**OBJECTIVE:** Copy the listing verbatim, excluding any images found in it.

**RAW DATA:**
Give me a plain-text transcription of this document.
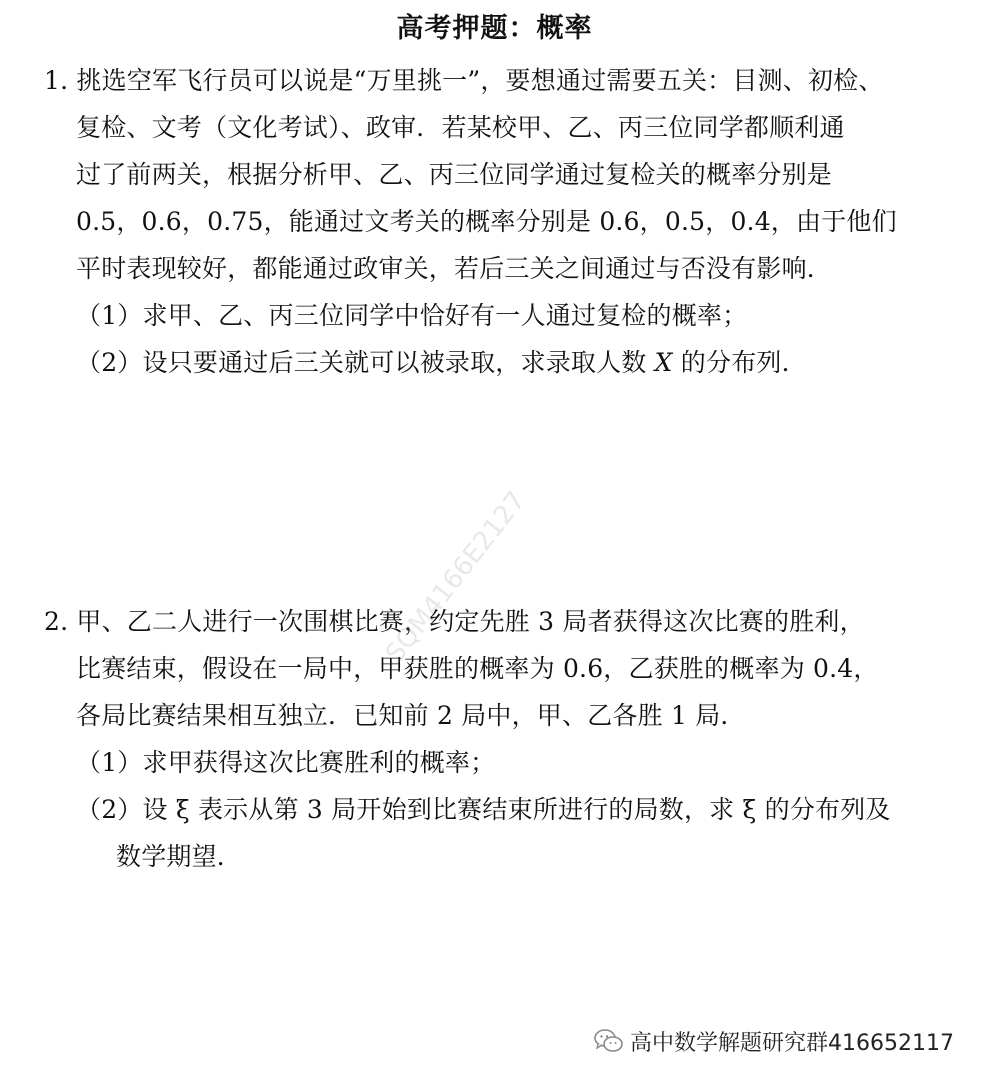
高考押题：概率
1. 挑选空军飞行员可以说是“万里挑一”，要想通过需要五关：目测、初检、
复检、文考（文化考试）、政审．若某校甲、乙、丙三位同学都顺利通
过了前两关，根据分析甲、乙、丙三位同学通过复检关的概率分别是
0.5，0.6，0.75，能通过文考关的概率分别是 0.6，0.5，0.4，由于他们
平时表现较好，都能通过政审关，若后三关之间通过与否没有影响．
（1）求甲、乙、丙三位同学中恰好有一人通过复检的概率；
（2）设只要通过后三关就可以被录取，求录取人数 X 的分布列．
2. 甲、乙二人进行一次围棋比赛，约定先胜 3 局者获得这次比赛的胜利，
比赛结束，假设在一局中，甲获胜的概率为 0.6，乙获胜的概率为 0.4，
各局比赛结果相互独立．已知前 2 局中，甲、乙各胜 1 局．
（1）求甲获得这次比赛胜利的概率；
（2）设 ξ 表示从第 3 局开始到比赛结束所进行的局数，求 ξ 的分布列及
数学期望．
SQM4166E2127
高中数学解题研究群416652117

**ANSWER TO THIS EXERCISE:**
Give me a plain-text transcription of this document.
高考押题：概率
1. 挑选空军飞行员可以说是“万里挑一”，要想通过需要五关：目测、初检、
复检、文考（文化考试）、政审．若某校甲、乙、丙三位同学都顺利通
过了前两关，根据分析甲、乙、丙三位同学通过复检关的概率分别是
0.5，0.6，0.75，能通过文考关的概率分别是 0.6，0.5，0.4，由于他们
平时表现较好，都能通过政审关，若后三关之间通过与否没有影响．
（1）求甲、乙、丙三位同学中恰好有一人通过复检的概率；
（2）设只要通过后三关就可以被录取，求录取人数 X 的分布列．
2. 甲、乙二人进行一次围棋比赛，约定先胜 3 局者获得这次比赛的胜利，
比赛结束，假设在一局中，甲获胜的概率为 0.6，乙获胜的概率为 0.4，
各局比赛结果相互独立．已知前 2 局中，甲、乙各胜 1 局．
（1）求甲获得这次比赛胜利的概率；
（2）设 ξ 表示从第 3 局开始到比赛结束所进行的局数，求 ξ 的分布列及
数学期望．
SQM4166E2127
高中数学解题研究群416652117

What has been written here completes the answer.